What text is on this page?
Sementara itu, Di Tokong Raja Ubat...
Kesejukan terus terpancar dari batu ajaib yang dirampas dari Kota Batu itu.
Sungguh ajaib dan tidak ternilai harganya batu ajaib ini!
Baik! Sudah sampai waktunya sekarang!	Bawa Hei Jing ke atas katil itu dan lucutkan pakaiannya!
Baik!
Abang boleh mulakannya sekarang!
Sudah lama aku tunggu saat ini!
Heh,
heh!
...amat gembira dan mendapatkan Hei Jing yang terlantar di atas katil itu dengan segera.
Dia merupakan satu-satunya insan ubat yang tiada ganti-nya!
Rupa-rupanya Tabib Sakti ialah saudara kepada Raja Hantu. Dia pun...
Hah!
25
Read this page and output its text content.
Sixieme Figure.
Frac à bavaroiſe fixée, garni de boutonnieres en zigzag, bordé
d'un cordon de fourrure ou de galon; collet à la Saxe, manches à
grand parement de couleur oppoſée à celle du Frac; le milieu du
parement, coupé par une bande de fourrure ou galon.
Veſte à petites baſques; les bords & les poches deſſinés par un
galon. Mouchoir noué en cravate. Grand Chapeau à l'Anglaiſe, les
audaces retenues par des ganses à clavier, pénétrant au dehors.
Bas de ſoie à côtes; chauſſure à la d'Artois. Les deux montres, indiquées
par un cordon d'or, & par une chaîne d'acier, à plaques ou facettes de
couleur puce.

---

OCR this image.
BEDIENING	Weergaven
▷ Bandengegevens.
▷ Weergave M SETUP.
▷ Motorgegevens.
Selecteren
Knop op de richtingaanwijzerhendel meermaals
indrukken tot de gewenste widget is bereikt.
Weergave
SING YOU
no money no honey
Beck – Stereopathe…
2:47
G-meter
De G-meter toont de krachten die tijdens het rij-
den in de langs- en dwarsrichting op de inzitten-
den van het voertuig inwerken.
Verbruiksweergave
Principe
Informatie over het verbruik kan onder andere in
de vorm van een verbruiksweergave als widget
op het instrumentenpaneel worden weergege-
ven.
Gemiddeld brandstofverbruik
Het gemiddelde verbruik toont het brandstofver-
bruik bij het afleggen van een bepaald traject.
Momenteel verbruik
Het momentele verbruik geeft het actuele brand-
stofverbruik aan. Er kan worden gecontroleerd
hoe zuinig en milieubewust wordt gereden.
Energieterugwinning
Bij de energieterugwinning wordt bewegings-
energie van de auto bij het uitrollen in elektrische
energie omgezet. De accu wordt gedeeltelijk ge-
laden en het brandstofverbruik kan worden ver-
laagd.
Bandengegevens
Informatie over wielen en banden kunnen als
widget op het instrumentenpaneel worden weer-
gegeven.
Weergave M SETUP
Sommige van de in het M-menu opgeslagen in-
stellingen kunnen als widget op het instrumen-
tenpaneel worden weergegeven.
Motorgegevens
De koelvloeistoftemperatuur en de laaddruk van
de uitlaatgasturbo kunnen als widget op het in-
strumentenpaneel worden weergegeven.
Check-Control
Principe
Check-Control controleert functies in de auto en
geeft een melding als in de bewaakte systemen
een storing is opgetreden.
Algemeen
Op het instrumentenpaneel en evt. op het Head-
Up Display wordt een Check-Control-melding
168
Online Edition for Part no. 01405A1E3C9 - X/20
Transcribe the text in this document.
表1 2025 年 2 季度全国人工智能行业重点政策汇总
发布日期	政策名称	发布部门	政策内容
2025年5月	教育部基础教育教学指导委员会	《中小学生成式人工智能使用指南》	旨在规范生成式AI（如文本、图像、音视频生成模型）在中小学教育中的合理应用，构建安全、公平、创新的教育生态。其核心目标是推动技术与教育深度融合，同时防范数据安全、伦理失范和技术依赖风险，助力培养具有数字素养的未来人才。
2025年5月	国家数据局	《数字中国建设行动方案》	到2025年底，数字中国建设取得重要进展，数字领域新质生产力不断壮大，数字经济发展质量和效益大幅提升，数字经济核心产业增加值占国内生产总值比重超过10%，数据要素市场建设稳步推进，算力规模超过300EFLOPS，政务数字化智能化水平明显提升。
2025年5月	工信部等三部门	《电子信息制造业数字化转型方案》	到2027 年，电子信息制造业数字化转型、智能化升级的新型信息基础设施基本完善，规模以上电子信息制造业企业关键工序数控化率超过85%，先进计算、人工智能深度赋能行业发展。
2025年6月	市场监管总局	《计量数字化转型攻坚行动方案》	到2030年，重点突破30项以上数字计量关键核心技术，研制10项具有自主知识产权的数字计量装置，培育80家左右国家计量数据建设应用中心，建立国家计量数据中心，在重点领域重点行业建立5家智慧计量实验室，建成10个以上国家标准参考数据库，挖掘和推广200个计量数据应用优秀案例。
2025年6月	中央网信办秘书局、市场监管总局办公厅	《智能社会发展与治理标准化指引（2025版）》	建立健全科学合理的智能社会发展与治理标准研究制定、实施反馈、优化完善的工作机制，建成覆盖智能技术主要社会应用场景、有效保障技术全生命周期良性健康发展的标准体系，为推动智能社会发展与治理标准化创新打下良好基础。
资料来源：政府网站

==

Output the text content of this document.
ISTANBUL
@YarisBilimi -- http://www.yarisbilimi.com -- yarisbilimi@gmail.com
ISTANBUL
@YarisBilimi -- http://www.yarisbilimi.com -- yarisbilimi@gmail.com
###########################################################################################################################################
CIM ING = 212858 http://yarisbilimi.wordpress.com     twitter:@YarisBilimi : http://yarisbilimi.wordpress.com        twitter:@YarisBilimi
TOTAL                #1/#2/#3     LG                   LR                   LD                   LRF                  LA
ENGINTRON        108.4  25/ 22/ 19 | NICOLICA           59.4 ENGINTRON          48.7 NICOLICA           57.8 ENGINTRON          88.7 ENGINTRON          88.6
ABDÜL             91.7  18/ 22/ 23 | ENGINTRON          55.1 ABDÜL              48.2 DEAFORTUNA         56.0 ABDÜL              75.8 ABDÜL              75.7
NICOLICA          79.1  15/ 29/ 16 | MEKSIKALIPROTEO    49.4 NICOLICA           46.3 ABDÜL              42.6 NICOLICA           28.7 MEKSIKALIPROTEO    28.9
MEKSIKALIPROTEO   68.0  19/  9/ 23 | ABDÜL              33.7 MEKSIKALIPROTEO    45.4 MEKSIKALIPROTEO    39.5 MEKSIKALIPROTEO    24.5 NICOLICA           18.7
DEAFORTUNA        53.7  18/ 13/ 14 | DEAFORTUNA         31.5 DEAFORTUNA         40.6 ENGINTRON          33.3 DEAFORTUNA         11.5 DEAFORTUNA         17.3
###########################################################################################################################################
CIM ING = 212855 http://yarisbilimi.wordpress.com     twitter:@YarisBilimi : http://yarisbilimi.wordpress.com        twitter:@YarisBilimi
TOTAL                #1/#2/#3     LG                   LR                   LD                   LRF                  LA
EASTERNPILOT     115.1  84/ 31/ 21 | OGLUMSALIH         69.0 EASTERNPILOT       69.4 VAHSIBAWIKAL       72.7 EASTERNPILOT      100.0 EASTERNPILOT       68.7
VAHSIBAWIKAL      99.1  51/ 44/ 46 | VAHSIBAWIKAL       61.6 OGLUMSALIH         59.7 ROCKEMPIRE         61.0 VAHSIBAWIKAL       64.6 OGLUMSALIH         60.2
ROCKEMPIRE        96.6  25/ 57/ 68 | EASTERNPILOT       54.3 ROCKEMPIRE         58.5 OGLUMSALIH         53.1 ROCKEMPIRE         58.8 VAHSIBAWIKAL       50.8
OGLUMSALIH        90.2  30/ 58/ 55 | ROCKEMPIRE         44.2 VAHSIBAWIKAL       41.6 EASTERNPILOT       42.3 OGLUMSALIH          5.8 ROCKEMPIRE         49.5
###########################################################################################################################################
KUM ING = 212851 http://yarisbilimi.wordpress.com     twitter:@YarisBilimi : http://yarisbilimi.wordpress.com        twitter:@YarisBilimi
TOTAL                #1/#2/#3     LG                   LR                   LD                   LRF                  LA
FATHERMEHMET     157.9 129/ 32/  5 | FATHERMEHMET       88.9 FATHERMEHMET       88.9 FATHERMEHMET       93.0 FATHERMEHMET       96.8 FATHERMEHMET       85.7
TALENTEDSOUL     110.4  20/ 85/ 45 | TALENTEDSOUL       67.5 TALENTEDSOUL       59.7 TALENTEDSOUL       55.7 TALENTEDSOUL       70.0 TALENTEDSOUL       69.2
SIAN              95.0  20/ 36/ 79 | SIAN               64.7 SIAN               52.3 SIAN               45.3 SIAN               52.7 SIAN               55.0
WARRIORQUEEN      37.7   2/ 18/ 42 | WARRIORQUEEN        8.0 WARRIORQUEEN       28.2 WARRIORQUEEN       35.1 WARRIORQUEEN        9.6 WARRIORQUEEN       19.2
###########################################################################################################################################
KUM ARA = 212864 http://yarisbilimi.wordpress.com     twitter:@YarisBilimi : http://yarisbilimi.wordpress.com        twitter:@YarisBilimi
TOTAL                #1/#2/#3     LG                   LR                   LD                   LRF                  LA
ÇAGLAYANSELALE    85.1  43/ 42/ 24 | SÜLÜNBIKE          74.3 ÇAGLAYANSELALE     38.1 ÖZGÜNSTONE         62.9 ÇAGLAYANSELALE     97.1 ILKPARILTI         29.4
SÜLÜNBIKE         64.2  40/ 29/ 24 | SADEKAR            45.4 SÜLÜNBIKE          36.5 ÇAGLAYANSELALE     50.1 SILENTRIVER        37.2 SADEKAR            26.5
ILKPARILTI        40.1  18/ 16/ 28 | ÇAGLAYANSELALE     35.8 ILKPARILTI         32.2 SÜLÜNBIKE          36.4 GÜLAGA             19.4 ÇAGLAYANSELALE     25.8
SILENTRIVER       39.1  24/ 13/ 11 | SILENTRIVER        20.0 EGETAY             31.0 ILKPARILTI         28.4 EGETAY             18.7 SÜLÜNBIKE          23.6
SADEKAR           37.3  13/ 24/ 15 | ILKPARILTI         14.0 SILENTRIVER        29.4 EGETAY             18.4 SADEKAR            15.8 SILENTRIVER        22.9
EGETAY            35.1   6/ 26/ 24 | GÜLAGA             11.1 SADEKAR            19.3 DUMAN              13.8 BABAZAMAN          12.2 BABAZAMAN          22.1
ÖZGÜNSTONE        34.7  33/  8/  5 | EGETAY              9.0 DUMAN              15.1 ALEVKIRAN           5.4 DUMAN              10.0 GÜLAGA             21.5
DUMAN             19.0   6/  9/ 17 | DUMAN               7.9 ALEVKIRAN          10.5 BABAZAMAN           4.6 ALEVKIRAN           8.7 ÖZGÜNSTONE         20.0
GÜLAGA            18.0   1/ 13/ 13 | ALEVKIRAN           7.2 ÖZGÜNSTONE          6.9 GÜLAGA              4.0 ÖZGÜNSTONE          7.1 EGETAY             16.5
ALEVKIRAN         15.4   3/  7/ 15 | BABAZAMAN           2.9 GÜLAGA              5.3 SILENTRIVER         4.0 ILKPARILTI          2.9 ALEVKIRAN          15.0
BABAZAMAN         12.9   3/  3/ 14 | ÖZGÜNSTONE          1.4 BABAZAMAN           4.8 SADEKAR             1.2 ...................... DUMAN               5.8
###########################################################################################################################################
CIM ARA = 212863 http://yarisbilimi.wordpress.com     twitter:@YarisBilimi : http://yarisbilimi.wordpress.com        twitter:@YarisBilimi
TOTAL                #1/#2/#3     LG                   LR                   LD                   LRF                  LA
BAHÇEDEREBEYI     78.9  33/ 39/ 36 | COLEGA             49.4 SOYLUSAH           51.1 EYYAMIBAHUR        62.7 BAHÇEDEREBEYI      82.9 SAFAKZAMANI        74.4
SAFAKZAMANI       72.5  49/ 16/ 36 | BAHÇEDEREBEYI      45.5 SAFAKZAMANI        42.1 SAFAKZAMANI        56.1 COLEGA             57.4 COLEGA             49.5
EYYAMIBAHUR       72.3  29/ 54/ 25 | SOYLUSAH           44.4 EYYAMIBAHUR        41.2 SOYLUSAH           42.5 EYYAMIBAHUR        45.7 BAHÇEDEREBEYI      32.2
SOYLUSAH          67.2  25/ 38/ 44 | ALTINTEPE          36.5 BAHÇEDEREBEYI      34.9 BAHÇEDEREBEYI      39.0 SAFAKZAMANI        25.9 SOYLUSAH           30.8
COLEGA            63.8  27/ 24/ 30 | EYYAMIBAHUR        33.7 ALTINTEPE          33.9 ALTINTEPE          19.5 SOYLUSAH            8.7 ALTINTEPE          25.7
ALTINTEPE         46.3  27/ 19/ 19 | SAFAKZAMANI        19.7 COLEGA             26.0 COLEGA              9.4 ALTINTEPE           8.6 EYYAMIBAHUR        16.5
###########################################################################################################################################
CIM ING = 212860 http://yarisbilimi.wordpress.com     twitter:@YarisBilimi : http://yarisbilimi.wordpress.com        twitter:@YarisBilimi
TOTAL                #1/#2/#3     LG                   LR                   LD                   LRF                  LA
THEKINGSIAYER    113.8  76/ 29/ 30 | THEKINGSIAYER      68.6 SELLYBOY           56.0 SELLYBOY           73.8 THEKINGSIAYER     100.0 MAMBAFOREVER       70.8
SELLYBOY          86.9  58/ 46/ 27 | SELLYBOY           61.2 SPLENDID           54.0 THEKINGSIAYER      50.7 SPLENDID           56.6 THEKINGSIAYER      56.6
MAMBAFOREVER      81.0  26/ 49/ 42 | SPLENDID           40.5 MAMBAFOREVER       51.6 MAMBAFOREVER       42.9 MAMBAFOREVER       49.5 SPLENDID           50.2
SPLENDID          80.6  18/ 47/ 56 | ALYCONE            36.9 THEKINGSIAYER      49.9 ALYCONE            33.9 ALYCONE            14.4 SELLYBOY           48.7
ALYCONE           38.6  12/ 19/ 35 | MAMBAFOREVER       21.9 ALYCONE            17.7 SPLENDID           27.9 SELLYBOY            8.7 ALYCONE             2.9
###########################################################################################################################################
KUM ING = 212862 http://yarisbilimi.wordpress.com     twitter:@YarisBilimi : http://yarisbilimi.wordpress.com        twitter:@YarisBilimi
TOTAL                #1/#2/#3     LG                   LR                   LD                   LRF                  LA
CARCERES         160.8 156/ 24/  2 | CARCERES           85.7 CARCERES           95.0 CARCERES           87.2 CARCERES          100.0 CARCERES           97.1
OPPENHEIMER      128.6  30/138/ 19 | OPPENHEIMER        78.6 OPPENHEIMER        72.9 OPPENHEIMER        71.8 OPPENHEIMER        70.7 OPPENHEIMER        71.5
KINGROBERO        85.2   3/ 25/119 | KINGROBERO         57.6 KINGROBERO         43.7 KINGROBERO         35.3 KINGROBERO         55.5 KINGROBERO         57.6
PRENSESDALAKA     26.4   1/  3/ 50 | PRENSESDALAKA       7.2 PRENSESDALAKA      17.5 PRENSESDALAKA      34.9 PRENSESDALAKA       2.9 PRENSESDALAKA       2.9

**Task objective**
Search the material above for "ÇAGLAYANSELALE". Pull out each line where it shows up.

**Full response**
ÇAGLAYANSELALE    85.1  43/ 42/ 24 | SÜLÜNBIKE          74.3 ÇAGLAYANSELALE     38.1 ÖZGÜNSTONE         62.9 ÇAGLAYANSELALE     97.1 ILKPARILTI         29.4
SÜLÜNBIKE         64.2  40/ 29/ 24 | SADEKAR            45.4 SÜLÜNBIKE          36.5 ÇAGLAYANSELALE     50.1 SILENTRIVER        37.2 SADEKAR            26.5
ILKPARILTI        40.1  18/ 16/ 28 | ÇAGLAYANSELALE     35.8 ILKPARILTI         32.2 SÜLÜNBIKE          36.4 GÜLAGA             19.4 ÇAGLAYANSELALE     25.8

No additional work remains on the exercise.